### Exercise
Give every entry again, word for word and in full.

### Figure content listings
◇ ◇ ◇
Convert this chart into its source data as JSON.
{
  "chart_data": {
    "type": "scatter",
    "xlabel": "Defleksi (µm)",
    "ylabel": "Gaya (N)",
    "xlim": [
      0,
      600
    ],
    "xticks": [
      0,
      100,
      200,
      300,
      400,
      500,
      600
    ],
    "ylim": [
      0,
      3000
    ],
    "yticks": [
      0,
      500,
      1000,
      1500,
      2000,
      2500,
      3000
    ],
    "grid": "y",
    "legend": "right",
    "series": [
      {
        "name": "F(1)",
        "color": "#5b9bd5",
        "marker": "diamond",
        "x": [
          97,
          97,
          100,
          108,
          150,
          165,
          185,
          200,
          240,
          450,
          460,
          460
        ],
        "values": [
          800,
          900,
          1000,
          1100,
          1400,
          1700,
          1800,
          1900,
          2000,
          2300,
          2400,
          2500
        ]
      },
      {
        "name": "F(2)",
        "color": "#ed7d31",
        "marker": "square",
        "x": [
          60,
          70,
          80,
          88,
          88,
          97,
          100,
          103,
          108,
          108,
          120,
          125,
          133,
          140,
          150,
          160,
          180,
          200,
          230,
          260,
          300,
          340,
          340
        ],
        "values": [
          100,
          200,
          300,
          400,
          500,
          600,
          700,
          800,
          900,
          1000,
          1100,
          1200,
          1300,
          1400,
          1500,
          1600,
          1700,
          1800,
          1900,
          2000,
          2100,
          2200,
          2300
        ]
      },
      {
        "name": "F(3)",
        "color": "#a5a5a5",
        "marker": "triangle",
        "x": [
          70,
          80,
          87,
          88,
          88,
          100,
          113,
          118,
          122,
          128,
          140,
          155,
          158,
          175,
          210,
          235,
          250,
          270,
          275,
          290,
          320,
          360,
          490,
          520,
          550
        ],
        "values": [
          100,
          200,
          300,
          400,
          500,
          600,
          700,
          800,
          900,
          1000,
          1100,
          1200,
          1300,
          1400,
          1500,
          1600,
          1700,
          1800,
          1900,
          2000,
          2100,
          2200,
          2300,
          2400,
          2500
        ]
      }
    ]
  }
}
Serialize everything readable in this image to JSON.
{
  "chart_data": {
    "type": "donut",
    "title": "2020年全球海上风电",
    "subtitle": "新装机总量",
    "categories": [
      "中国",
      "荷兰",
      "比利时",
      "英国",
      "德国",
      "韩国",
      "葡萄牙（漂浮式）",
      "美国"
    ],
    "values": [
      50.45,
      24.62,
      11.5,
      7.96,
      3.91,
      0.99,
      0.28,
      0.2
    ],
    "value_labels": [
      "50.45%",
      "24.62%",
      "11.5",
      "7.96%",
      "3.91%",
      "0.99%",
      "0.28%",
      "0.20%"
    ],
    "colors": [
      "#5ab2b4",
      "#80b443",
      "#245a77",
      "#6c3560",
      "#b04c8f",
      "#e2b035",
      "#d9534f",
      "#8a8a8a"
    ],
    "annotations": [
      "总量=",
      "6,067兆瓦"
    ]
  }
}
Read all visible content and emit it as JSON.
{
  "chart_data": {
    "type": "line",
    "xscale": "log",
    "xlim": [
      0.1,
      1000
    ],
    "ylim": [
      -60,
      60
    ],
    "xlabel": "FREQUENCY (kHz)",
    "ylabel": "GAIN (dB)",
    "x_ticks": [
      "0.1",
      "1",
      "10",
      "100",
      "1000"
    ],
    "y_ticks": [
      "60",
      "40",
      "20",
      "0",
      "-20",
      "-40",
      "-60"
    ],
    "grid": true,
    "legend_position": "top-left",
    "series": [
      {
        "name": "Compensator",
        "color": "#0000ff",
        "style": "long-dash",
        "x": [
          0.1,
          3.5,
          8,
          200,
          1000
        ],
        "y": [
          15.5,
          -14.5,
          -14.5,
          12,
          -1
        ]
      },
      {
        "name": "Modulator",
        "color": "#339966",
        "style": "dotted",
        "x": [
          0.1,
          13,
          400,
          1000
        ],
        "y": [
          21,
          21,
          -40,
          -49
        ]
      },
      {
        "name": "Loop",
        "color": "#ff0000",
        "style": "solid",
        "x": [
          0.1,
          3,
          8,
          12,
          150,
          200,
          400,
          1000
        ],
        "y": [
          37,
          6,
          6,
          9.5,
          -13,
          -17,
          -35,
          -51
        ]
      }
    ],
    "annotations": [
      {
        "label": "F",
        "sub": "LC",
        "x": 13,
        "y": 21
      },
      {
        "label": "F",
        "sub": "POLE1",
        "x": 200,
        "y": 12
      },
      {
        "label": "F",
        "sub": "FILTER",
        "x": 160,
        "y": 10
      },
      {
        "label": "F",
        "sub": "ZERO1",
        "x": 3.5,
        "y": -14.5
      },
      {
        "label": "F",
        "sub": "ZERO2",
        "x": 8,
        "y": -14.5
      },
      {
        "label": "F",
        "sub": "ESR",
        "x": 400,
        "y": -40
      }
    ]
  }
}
◇ ◇ ◇
### Exercise response
Convert this chart into its source data as JSON.
{
  "chart_data": {
    "type": "scatter",
    "xlabel": "Defleksi (µm)",
    "ylabel": "Gaya (N)",
    "xlim": [
      0,
      600
    ],
    "xticks": [
      0,
      100,
      200,
      300,
      400,
      500,
      600
    ],
    "ylim": [
      0,
      3000
    ],
    "yticks": [
      0,
      500,
      1000,
      1500,
      2000,
      2500,
      3000
    ],
    "grid": "y",
    "legend": "right",
    "series": [
      {
        "name": "F(1)",
        "color": "#5b9bd5",
        "marker": "diamond",
        "x": [
          97,
          97,
          100,
          108,
          150,
          165,
          185,
          200,
          240,
          450,
          460,
          460
        ],
        "values": [
          800,
          900,
          1000,
          1100,
          1400,
          1700,
          1800,
          1900,
          2000,
          2300,
          2400,
          2500
        ]
      },
      {
        "name": "F(2)",
        "color": "#ed7d31",
        "marker": "square",
        "x": [
          60,
          70,
          80,
          88,
          88,
          97,
          100,
          103,
          108,
          108,
          120,
          125,
          133,
          140,
          150,
          160,
          180,
          200,
          230,
          260,
          300,
          340,
          340
        ],
        "values": [
          100,
          200,
          300,
          400,
          500,
          600,
          700,
          800,
          900,
          1000,
          1100,
          1200,
          1300,
          1400,
          1500,
          1600,
          1700,
          1800,
          1900,
          2000,
          2100,
          2200,
          2300
        ]
      },
      {
        "name": "F(3)",
        "color": "#a5a5a5",
        "marker": "triangle",
        "x": [
          70,
          80,
          87,
          88,
          88,
          100,
          113,
          118,
          122,
          128,
          140,
          155,
          158,
          175,
          210,
          235,
          250,
          270,
          275,
          290,
          320,
          360,
          490,
          520,
          550
        ],
        "values": [
          100,
          200,
          300,
          400,
          500,
          600,
          700,
          800,
          900,
          1000,
          1100,
          1200,
          1300,
          1400,
          1500,
          1600,
          1700,
          1800,
          1900,
          2000,
          2100,
          2200,
          2300,
          2400,
          2500
        ]
      }
    ]
  }
}
Serialize everything readable in this image to JSON.
{
  "chart_data": {
    "type": "donut",
    "title": "2020年全球海上风电",
    "subtitle": "新装机总量",
    "categories": [
      "中国",
      "荷兰",
      "比利时",
      "英国",
      "德国",
      "韩国",
      "葡萄牙（漂浮式）",
      "美国"
    ],
    "values": [
      50.45,
      24.62,
      11.5,
      7.96,
      3.91,
      0.99,
      0.28,
      0.2
    ],
    "value_labels": [
      "50.45%",
      "24.62%",
      "11.5",
      "7.96%",
      "3.91%",
      "0.99%",
      "0.28%",
      "0.20%"
    ],
    "colors": [
      "#5ab2b4",
      "#80b443",
      "#245a77",
      "#6c3560",
      "#b04c8f",
      "#e2b035",
      "#d9534f",
      "#8a8a8a"
    ],
    "annotations": [
      "总量=",
      "6,067兆瓦"
    ]
  }
}
Read all visible content and emit it as JSON.
{
  "chart_data": {
    "type": "line",
    "xscale": "log",
    "xlim": [
      0.1,
      1000
    ],
    "ylim": [
      -60,
      60
    ],
    "xlabel": "FREQUENCY (kHz)",
    "ylabel": "GAIN (dB)",
    "x_ticks": [
      "0.1",
      "1",
      "10",
      "100",
      "1000"
    ],
    "y_ticks": [
      "60",
      "40",
      "20",
      "0",
      "-20",
      "-40",
      "-60"
    ],
    "grid": true,
    "legend_position": "top-left",
    "series": [
      {
        "name": "Compensator",
        "color": "#0000ff",
        "style": "long-dash",
        "x": [
          0.1,
          3.5,
          8,
          200,
          1000
        ],
        "y": [
          15.5,
          -14.5,
          -14.5,
          12,
          -1
        ]
      },
      {
        "name": "Modulator",
        "color": "#339966",
        "style": "dotted",
        "x": [
          0.1,
          13,
          400,
          1000
        ],
        "y": [
          21,
          21,
          -40,
          -49
        ]
      },
      {
        "name": "Loop",
        "color": "#ff0000",
        "style": "solid",
        "x": [
          0.1,
          3,
          8,
          12,
          150,
          200,
          400,
          1000
        ],
        "y": [
          37,
          6,
          6,
          9.5,
          -13,
          -17,
          -35,
          -51
        ]
      }
    ],
    "annotations": [
      {
        "label": "F",
        "sub": "LC",
        "x": 13,
        "y": 21
      },
      {
        "label": "F",
        "sub": "POLE1",
        "x": 200,
        "y": 12
      },
      {
        "label": "F",
        "sub": "FILTER",
        "x": 160,
        "y": 10
      },
      {
        "label": "F",
        "sub": "ZERO1",
        "x": 3.5,
        "y": -14.5
      },
      {
        "label": "F",
        "sub": "ZERO2",
        "x": 8,
        "y": -14.5
      },
      {
        "label": "F",
        "sub": "ESR",
        "x": 400,
        "y": -40
      }
    ]
  }
}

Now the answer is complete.